** PROMPT **
Give the count of lines in the data that include "JSON", with no other words.

** EXTRACTED DATA **
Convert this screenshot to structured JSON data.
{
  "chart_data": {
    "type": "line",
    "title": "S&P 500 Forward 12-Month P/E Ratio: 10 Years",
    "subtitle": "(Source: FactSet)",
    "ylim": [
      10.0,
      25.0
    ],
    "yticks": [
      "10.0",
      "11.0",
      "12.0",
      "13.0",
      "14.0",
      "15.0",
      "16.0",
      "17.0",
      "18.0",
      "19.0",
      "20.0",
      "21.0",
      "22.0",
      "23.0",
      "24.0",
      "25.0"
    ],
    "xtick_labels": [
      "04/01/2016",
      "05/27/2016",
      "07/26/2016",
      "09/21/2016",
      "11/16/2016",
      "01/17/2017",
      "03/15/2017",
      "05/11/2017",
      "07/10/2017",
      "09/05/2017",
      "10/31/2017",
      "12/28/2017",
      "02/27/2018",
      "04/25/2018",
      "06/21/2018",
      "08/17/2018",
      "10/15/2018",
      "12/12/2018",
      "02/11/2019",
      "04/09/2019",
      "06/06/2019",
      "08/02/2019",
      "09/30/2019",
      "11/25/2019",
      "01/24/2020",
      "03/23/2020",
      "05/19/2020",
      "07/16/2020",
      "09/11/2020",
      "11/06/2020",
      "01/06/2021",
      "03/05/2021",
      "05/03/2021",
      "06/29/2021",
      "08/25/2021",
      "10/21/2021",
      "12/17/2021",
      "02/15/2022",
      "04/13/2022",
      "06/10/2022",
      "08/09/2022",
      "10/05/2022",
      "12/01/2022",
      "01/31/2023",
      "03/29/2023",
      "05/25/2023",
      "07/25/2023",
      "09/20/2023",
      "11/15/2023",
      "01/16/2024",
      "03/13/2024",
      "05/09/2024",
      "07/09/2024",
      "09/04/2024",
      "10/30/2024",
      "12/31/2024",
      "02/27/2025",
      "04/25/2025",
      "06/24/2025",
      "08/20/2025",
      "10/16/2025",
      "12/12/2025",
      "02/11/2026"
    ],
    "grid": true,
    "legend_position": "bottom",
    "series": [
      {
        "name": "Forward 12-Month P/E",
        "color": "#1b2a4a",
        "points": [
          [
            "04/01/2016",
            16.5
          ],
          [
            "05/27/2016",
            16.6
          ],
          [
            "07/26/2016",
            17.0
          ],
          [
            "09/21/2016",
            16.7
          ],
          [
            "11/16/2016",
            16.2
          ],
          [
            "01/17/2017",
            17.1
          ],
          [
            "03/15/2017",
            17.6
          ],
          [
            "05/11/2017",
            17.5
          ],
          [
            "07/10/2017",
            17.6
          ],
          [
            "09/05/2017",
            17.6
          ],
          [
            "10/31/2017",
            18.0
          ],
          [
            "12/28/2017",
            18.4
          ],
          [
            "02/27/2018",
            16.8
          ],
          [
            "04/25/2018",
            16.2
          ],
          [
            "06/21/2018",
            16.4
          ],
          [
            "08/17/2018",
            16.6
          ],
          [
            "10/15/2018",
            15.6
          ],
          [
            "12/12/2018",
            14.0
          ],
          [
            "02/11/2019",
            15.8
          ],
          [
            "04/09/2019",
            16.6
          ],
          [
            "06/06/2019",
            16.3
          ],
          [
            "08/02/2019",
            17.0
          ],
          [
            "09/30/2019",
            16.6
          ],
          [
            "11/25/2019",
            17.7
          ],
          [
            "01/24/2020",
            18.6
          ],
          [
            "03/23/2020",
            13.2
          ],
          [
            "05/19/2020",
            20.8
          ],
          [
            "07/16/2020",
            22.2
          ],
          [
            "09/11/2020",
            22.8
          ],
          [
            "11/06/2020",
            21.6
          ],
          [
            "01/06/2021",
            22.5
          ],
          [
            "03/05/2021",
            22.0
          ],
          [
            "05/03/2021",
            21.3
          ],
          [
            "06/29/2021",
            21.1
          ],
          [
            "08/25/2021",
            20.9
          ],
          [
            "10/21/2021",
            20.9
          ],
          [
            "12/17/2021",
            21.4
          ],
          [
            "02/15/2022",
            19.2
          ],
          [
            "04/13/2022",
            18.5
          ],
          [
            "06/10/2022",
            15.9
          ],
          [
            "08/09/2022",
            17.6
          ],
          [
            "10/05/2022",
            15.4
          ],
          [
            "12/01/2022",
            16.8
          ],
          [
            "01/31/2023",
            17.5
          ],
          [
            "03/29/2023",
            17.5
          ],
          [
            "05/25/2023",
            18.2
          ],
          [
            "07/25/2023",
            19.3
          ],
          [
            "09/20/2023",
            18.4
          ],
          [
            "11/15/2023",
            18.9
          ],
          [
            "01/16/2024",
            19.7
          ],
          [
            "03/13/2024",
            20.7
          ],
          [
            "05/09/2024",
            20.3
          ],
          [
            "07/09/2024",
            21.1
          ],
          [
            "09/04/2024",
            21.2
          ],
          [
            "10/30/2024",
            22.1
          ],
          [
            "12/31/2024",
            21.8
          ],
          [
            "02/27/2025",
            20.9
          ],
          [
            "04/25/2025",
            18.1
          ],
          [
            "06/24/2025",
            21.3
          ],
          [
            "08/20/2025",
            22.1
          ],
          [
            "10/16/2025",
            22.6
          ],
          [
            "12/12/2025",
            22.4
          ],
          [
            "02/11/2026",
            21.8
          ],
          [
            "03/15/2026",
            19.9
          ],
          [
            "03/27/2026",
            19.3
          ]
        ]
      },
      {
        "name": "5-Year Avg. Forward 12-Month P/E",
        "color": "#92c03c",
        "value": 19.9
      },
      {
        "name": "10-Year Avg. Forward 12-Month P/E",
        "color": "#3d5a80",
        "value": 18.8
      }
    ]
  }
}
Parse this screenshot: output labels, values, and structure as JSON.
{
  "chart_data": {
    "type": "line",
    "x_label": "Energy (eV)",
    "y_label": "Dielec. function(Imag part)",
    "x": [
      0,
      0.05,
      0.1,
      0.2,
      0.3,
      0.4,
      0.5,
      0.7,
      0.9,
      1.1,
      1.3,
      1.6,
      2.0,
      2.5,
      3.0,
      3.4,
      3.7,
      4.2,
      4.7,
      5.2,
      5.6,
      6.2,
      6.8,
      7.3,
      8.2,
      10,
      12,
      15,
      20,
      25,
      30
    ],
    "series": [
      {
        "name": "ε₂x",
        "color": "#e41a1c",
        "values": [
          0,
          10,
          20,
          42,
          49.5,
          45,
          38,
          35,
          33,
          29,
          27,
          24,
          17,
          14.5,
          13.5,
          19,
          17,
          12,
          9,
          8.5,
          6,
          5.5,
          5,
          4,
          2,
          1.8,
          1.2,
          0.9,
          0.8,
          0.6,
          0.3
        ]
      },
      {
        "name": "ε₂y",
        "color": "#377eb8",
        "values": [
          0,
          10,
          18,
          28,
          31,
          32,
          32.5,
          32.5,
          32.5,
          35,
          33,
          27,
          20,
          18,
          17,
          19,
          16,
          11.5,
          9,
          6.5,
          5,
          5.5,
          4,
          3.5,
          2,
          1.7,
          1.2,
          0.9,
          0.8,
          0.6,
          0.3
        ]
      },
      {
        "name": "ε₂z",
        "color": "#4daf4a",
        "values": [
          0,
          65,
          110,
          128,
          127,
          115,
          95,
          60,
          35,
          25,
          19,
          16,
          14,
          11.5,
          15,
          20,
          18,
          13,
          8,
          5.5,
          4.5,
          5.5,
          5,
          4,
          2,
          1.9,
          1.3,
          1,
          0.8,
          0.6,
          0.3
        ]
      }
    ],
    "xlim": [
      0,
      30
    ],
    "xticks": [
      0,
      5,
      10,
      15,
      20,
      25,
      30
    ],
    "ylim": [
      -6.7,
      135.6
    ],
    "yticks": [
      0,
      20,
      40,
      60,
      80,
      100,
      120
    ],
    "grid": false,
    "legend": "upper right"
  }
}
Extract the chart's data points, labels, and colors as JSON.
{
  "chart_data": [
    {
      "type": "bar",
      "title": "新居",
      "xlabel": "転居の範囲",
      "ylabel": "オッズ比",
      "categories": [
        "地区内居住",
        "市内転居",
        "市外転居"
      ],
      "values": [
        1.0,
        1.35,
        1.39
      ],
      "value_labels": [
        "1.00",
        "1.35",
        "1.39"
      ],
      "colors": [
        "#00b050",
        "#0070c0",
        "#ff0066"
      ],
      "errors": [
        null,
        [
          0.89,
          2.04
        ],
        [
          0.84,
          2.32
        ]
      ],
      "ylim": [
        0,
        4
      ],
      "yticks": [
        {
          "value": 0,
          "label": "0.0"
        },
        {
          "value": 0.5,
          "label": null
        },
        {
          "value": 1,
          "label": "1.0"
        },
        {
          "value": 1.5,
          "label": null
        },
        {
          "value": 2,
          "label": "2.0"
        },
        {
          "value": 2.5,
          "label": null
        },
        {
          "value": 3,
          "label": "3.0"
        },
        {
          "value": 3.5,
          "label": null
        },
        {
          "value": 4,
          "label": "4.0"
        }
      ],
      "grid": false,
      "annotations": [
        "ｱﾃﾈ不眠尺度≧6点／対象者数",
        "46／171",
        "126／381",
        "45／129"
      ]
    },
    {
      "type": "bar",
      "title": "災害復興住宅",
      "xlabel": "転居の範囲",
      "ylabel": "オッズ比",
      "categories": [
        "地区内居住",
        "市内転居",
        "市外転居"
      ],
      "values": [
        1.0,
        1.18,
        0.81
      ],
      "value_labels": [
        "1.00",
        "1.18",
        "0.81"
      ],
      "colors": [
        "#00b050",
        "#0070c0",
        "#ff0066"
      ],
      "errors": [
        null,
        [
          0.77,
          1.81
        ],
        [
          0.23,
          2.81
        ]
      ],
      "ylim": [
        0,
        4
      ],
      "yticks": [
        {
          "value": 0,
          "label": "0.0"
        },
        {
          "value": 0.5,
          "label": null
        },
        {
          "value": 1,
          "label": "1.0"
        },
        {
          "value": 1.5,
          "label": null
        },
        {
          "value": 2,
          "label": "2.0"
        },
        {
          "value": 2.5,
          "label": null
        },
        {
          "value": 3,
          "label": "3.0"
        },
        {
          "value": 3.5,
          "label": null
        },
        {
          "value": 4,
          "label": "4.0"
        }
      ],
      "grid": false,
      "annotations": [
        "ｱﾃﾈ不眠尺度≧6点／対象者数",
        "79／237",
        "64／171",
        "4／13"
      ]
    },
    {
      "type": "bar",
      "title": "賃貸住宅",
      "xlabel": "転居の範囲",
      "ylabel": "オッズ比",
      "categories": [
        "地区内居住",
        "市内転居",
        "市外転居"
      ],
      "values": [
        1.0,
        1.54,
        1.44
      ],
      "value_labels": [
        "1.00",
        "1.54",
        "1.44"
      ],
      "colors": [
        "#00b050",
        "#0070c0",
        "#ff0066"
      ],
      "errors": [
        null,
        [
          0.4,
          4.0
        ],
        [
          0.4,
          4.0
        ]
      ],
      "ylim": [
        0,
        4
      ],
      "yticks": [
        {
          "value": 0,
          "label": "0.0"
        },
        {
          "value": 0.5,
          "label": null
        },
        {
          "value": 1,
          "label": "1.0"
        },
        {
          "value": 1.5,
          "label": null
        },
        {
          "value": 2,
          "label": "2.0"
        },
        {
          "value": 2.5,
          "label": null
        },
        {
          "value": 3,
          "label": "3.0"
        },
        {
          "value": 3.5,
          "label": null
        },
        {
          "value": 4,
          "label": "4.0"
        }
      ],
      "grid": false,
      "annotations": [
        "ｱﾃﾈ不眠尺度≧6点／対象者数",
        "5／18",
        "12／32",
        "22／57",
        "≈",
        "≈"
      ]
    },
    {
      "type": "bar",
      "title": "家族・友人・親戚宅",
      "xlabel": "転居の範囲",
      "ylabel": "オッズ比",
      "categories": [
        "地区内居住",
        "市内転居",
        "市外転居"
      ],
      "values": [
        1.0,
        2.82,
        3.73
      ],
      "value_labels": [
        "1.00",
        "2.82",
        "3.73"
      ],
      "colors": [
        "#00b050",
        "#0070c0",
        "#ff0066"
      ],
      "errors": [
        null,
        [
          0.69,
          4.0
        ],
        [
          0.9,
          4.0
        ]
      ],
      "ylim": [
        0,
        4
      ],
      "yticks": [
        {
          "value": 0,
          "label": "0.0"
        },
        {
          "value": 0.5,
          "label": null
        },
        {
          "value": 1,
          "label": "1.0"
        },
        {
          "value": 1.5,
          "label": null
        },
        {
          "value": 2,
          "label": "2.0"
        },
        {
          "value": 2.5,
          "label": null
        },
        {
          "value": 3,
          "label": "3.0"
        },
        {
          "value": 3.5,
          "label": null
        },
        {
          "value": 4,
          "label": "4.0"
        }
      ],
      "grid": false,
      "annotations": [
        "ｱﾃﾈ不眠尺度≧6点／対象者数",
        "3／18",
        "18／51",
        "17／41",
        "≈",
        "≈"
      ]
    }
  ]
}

** THE SOLUTION **
3